(Exercise instructions)
The records underneath are to be repeated exactly, with the pictures left out.

(Material)
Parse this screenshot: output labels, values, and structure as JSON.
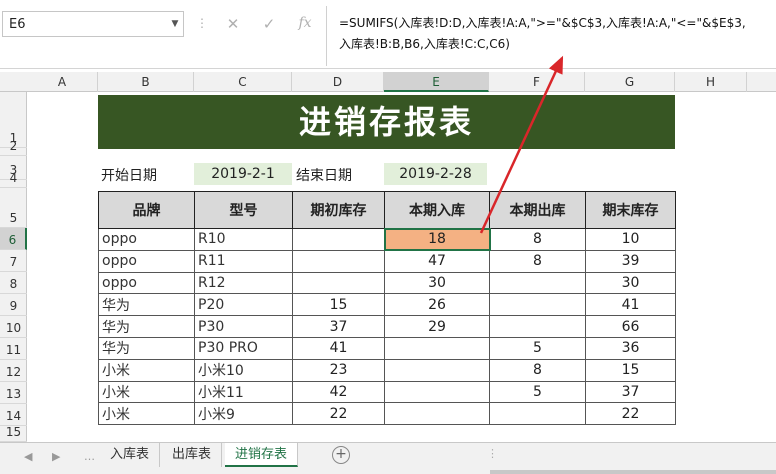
{
  "name_box": "E6",
  "formula_icons": {
    "cancel": "✕",
    "enter": "✓",
    "fx": "fx"
  },
  "formula": "=SUMIFS(入库表!D:D,入库表!A:A,\">=\"&$C$3,入库表!A:A,\"<=\"&$E$3,\n入库表!B:B,B6,入库表!C:C,C6)",
  "columns": [
    "A",
    "B",
    "C",
    "D",
    "E",
    "F",
    "G",
    "H"
  ],
  "rows": [
    "1",
    "2",
    "3",
    "4",
    "5",
    "6",
    "7",
    "8",
    "9",
    "10",
    "11",
    "12",
    "13",
    "14",
    "15"
  ],
  "title": "进销存报表",
  "start_label": "开始日期",
  "start_date": "2019-2-1",
  "end_label": "结束日期",
  "end_date": "2019-2-28",
  "table": {
    "headers": [
      "品牌",
      "型号",
      "期初库存",
      "本期入库",
      "本期出库",
      "期末库存"
    ],
    "rows": [
      [
        "oppo",
        "R10",
        "",
        "18",
        "8",
        "10"
      ],
      [
        "oppo",
        "R11",
        "",
        "47",
        "8",
        "39"
      ],
      [
        "oppo",
        "R12",
        "",
        "30",
        "",
        "30"
      ],
      [
        "华为",
        "P20",
        "15",
        "26",
        "",
        "41"
      ],
      [
        "华为",
        "P30",
        "37",
        "29",
        "",
        "66"
      ],
      [
        "华为",
        "P30 PRO",
        "41",
        "",
        "5",
        "36"
      ],
      [
        "小米",
        "小米10",
        "23",
        "",
        "8",
        "15"
      ],
      [
        "小米",
        "小米11",
        "42",
        "",
        "5",
        "37"
      ],
      [
        "小米",
        "小米9",
        "22",
        "",
        "",
        "22"
      ]
    ]
  },
  "tabs": [
    "入库表",
    "出库表",
    "进销存表"
  ],
  "active_tab": "进销存表",
  "accent_color": "#217346",
  "title_bg": "#375623",
  "highlight_color": "#f4b183",
  "arrow_color": "#d9262a"
}
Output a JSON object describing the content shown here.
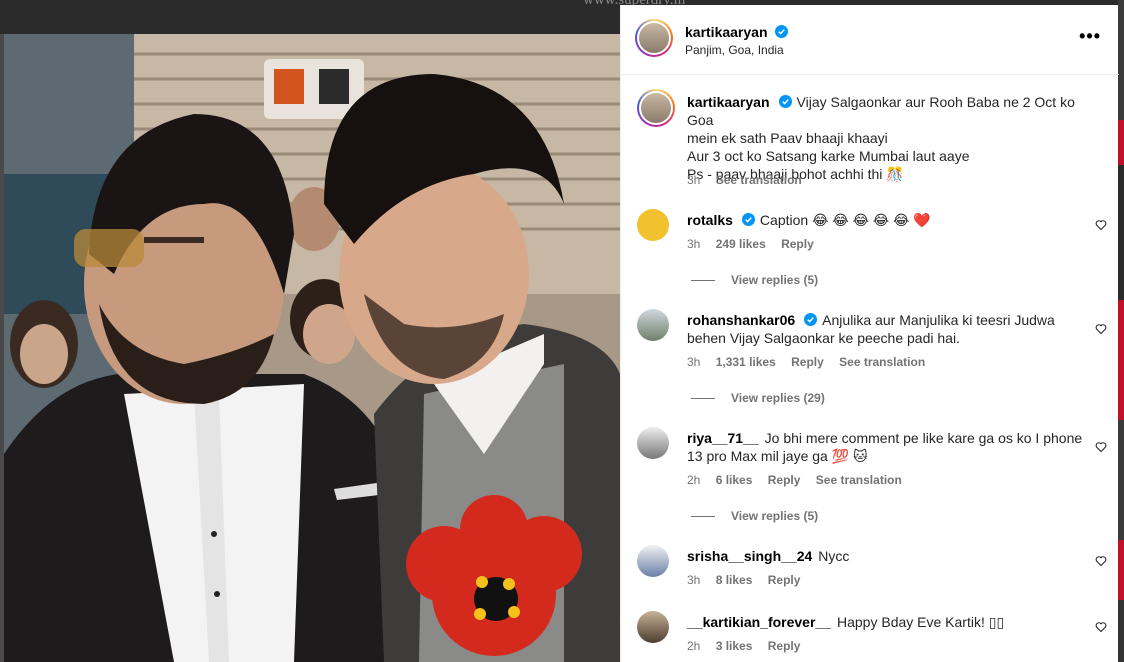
{
  "backdrop": {
    "url_text": "www.superdry.in"
  },
  "post": {
    "author": "kartikaaryan",
    "location": "Panjim, Goa, India",
    "more_label": "•••",
    "caption": {
      "username": "kartikaaryan",
      "line1": "Vijay Salgaonkar aur Rooh Baba ne 2 Oct ko Goa",
      "line2": "mein ek sath Paav bhaaji khaayi",
      "line3": "Aur 3 oct ko Satsang karke Mumbai laut aaye",
      "line4": "Ps - paav bhaaji bohot achhi thi 🎊",
      "time": "3h",
      "translate": "See translation"
    }
  },
  "comments": [
    {
      "username": "rotalks",
      "verified": true,
      "text": "Caption 😂 😂 😂 😂 😂 ❤️",
      "time": "3h",
      "likes": "249 likes",
      "reply": "Reply",
      "translate": "",
      "view_replies": "View replies (5)"
    },
    {
      "username": "rohanshankar06",
      "verified": true,
      "text": "Anjulika aur Manjulika ki teesri Judwa behen Vijay Salgaonkar ke peeche padi hai.",
      "time": "3h",
      "likes": "1,331 likes",
      "reply": "Reply",
      "translate": "See translation",
      "view_replies": "View replies (29)"
    },
    {
      "username": "riya__71__",
      "verified": false,
      "text": "Jo bhi mere comment pe like kare ga os ko I phone 13 pro Max mil jaye ga 💯 🐱",
      "time": "2h",
      "likes": "6 likes",
      "reply": "Reply",
      "translate": "See translation",
      "view_replies": "View replies (5)"
    },
    {
      "username": "srisha__singh__24",
      "verified": false,
      "text": "Nycc",
      "time": "3h",
      "likes": "8 likes",
      "reply": "Reply",
      "translate": "",
      "view_replies": ""
    },
    {
      "username": "__kartikian_forever__",
      "verified": false,
      "text": "Happy Bday Eve Kartik! ▯▯",
      "time": "2h",
      "likes": "3 likes",
      "reply": "Reply",
      "translate": "",
      "view_replies": ""
    }
  ],
  "colors": {
    "verified": "#0095f6",
    "meta_text": "#737373",
    "heart": "#ed4956"
  },
  "icons": [
    "verified-badge-icon",
    "more-options-icon",
    "heart-outline-icon",
    "heart-emoji"
  ]
}
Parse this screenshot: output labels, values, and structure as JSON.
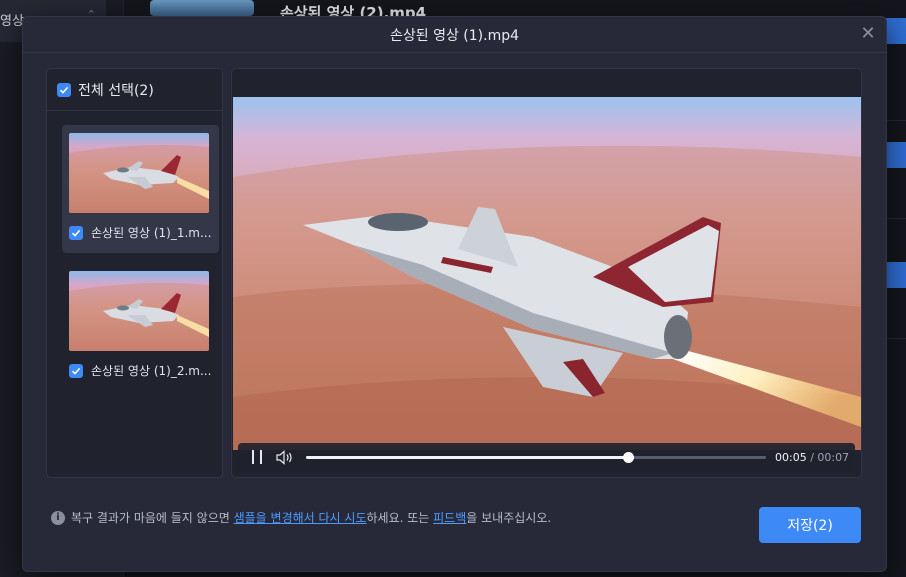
{
  "background": {
    "sidebar_item_label": "영상",
    "title": "손상된 영상 (2).mp4"
  },
  "modal": {
    "title": "손상된 영상 (1).mp4",
    "close_symbol": "✕",
    "select_all_label": "전체 선택(2)",
    "items": [
      {
        "label": "손상된 영상 (1)_1.m...",
        "checked": true,
        "selected": true
      },
      {
        "label": "손상된 영상 (1)_2.m...",
        "checked": true,
        "selected": false
      }
    ],
    "player": {
      "current_time": "00:05",
      "separator": "/",
      "duration": "00:07",
      "progress_fraction": 0.7
    },
    "footer": {
      "info_symbol": "i",
      "text_before": "복구 결과가 마음에 들지 않으면 ",
      "link_change_sample": "샘플을 변경해서 다시 시도",
      "text_middle": "하세요. 또는 ",
      "link_feedback": "피드백",
      "text_after": "을 보내주십시오."
    },
    "save_label": "저장(2)"
  },
  "colors": {
    "accent": "#3d8af7",
    "link": "#4e9bff",
    "modal_bg": "#272938",
    "panel_bg": "#20222e"
  },
  "icons": [
    "close-icon",
    "checkbox-checked-icon",
    "pause-icon",
    "volume-icon",
    "info-icon"
  ]
}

(Result of this task)
Parse this screenshot: output labels, values, and structure as JSON.
{
  "name_box": "E6",
  "formula_icons": {
    "cancel": "✕",
    "enter": "✓",
    "fx": "fx"
  },
  "formula": "=SUMIFS(入库表!D:D,入库表!A:A,\">=\"&$C$3,入库表!A:A,\"<=\"&$E$3,\n入库表!B:B,B6,入库表!C:C,C6)",
  "columns": [
    "A",
    "B",
    "C",
    "D",
    "E",
    "F",
    "G",
    "H"
  ],
  "rows": [
    "1",
    "2",
    "3",
    "4",
    "5",
    "6",
    "7",
    "8",
    "9",
    "10",
    "11",
    "12",
    "13",
    "14",
    "15"
  ],
  "title": "进销存报表",
  "start_label": "开始日期",
  "start_date": "2019-2-1",
  "end_label": "结束日期",
  "end_date": "2019-2-28",
  "table": {
    "headers": [
      "品牌",
      "型号",
      "期初库存",
      "本期入库",
      "本期出库",
      "期末库存"
    ],
    "rows": [
      [
        "oppo",
        "R10",
        "",
        "18",
        "8",
        "10"
      ],
      [
        "oppo",
        "R11",
        "",
        "47",
        "8",
        "39"
      ],
      [
        "oppo",
        "R12",
        "",
        "30",
        "",
        "30"
      ],
      [
        "华为",
        "P20",
        "15",
        "26",
        "",
        "41"
      ],
      [
        "华为",
        "P30",
        "37",
        "29",
        "",
        "66"
      ],
      [
        "华为",
        "P30 PRO",
        "41",
        "",
        "5",
        "36"
      ],
      [
        "小米",
        "小米10",
        "23",
        "",
        "8",
        "15"
      ],
      [
        "小米",
        "小米11",
        "42",
        "",
        "5",
        "37"
      ],
      [
        "小米",
        "小米9",
        "22",
        "",
        "",
        "22"
      ]
    ]
  },
  "tabs": [
    "入库表",
    "出库表",
    "进销存表"
  ],
  "active_tab": "进销存表",
  "accent_color": "#217346",
  "title_bg": "#375623",
  "highlight_color": "#f4b183",
  "arrow_color": "#d9262a"
}
Output a JSON object describing the content shown here.
{
  "backdrop": {
    "url_text": "www.superdry.in"
  },
  "post": {
    "author": "kartikaaryan",
    "location": "Panjim, Goa, India",
    "more_label": "•••",
    "caption": {
      "username": "kartikaaryan",
      "line1": "Vijay Salgaonkar aur Rooh Baba ne 2 Oct ko Goa",
      "line2": "mein ek sath Paav bhaaji khaayi",
      "line3": "Aur 3 oct ko Satsang karke Mumbai laut aaye",
      "line4": "Ps - paav bhaaji bohot achhi thi 🎊",
      "time": "3h",
      "translate": "See translation"
    }
  },
  "comments": [
    {
      "username": "rotalks",
      "verified": true,
      "text": "Caption 😂 😂 😂 😂 😂 ❤️",
      "time": "3h",
      "likes": "249 likes",
      "reply": "Reply",
      "translate": "",
      "view_replies": "View replies (5)"
    },
    {
      "username": "rohanshankar06",
      "verified": true,
      "text": "Anjulika aur Manjulika ki teesri Judwa behen Vijay Salgaonkar ke peeche padi hai.",
      "time": "3h",
      "likes": "1,331 likes",
      "reply": "Reply",
      "translate": "See translation",
      "view_replies": "View replies (29)"
    },
    {
      "username": "riya__71__",
      "verified": false,
      "text": "Jo bhi mere comment pe like kare ga os ko I phone 13 pro Max mil jaye ga 💯 🐱",
      "time": "2h",
      "likes": "6 likes",
      "reply": "Reply",
      "translate": "See translation",
      "view_replies": "View replies (5)"
    },
    {
      "username": "srisha__singh__24",
      "verified": false,
      "text": "Nycc",
      "time": "3h",
      "likes": "8 likes",
      "reply": "Reply",
      "translate": "",
      "view_replies": ""
    },
    {
      "username": "__kartikian_forever__",
      "verified": false,
      "text": "Happy Bday Eve Kartik! ▯▯",
      "time": "2h",
      "likes": "3 likes",
      "reply": "Reply",
      "translate": "",
      "view_replies": ""
    }
  ],
  "colors": {
    "verified": "#0095f6",
    "meta_text": "#737373",
    "heart": "#ed4956"
  },
  "icons": [
    "verified-badge-icon",
    "more-options-icon",
    "heart-outline-icon",
    "heart-emoji"
  ]
}
Parse this screenshot: output labels, values, and structure as JSON.
{
  "background": {
    "sidebar_item_label": "영상",
    "title": "손상된 영상 (2).mp4"
  },
  "modal": {
    "title": "손상된 영상 (1).mp4",
    "close_symbol": "✕",
    "select_all_label": "전체 선택(2)",
    "items": [
      {
        "label": "손상된 영상 (1)_1.m...",
        "checked": true,
        "selected": true
      },
      {
        "label": "손상된 영상 (1)_2.m...",
        "checked": true,
        "selected": false
      }
    ],
    "player": {
      "current_time": "00:05",
      "separator": "/",
      "duration": "00:07",
      "progress_fraction": 0.7
    },
    "footer": {
      "info_symbol": "i",
      "text_before": "복구 결과가 마음에 들지 않으면 ",
      "link_change_sample": "샘플을 변경해서 다시 시도",
      "text_middle": "하세요. 또는 ",
      "link_feedback": "피드백",
      "text_after": "을 보내주십시오."
    },
    "save_label": "저장(2)"
  },
  "colors": {
    "accent": "#3d8af7",
    "link": "#4e9bff",
    "modal_bg": "#272938",
    "panel_bg": "#20222e"
  },
  "icons": [
    "close-icon",
    "checkbox-checked-icon",
    "pause-icon",
    "volume-icon",
    "info-icon"
  ]
}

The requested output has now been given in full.